(Element and region listings)
******************************

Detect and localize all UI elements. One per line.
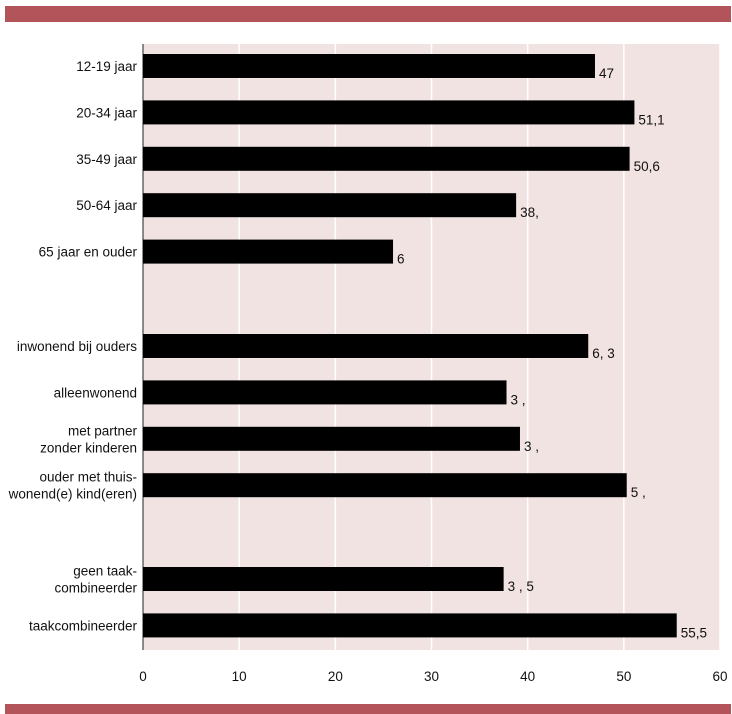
bar — [143, 567, 504, 591]
bar — [143, 380, 507, 405]
category-label: geen taak- — [73, 564, 137, 579]
bar — [143, 239, 394, 264]
data-label: 3 , — [511, 392, 526, 407]
category-label: 65 jaar en ouder — [39, 245, 138, 260]
bar — [143, 193, 517, 218]
bar — [143, 613, 677, 638]
x-tick-label: 60 — [712, 669, 727, 684]
top-color-band — [5, 6, 731, 22]
x-tick-label: 30 — [424, 669, 439, 684]
data-label: 51,1 — [638, 112, 664, 127]
bar — [143, 146, 630, 171]
category-label: 50-64 jaar — [76, 198, 137, 213]
category-label: inwonend bij ouders — [17, 339, 137, 354]
x-tick-label: 20 — [328, 669, 343, 684]
category-label: 35-49 jaar — [76, 152, 137, 167]
bar — [143, 100, 635, 125]
category-label: combineerder — [54, 581, 137, 596]
bottom-color-band — [5, 704, 731, 714]
data-label: 55,5 — [681, 625, 707, 640]
category-label: met partner — [68, 423, 138, 438]
bar — [143, 473, 627, 498]
data-label: 6, 3 — [592, 346, 615, 361]
category-label: 12-19 jaar — [76, 59, 137, 74]
category-label: taakcombineerder — [29, 618, 138, 633]
bar — [143, 426, 520, 451]
data-label: 3 , — [524, 439, 539, 454]
x-tick-label: 50 — [616, 669, 631, 684]
data-label: 5 , — [631, 485, 646, 500]
bar — [143, 334, 589, 358]
category-label: zonder kinderen — [40, 440, 137, 455]
x-tick-label: 0 — [139, 669, 147, 684]
category-label: ouder met thuis- — [39, 470, 137, 485]
data-label: 50,6 — [634, 159, 660, 174]
category-label: 20-34 jaar — [76, 105, 137, 120]
x-tick-label: 10 — [232, 669, 247, 684]
bar — [143, 54, 595, 78]
data-label: 38, — [520, 205, 539, 220]
category-label: wonend(e) kind(eren) — [8, 487, 137, 502]
data-label: 3 , 5 — [508, 579, 534, 594]
data-label: 47 — [599, 66, 614, 81]
data-label: 6 — [397, 252, 405, 267]
x-tick-label: 40 — [520, 669, 535, 684]
category-label: alleenwonend — [54, 385, 137, 400]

******************************

Stated task: Retype the lines of the data beginning with the line that contains "bar — [143, 567, 504, 591]" and ending with the line that contains "category-label: 12-19 jaar", both included.

Output of the task:
bar — [143, 567, 504, 591]
bar — [143, 380, 507, 405]
category-label: geen taak- — [73, 564, 137, 579]
bar — [143, 239, 394, 264]
data-label: 3 , — [511, 392, 526, 407]
category-label: 65 jaar en ouder — [39, 245, 138, 260]
bar — [143, 193, 517, 218]
bar — [143, 613, 677, 638]
x-tick-label: 60 — [712, 669, 727, 684]
top-color-band — [5, 6, 731, 22]
x-tick-label: 30 — [424, 669, 439, 684]
data-label: 51,1 — [638, 112, 664, 127]
bar — [143, 146, 630, 171]
category-label: 50-64 jaar — [76, 198, 137, 213]
category-label: inwonend bij ouders — [17, 339, 137, 354]
x-tick-label: 20 — [328, 669, 343, 684]
category-label: 35-49 jaar — [76, 152, 137, 167]
bar — [143, 100, 635, 125]
category-label: combineerder — [54, 581, 137, 596]
bottom-color-band — [5, 704, 731, 714]
data-label: 55,5 — [681, 625, 707, 640]
category-label: met partner — [68, 423, 138, 438]
bar — [143, 473, 627, 498]
data-label: 6, 3 — [592, 346, 615, 361]
category-label: 12-19 jaar — [76, 59, 137, 74]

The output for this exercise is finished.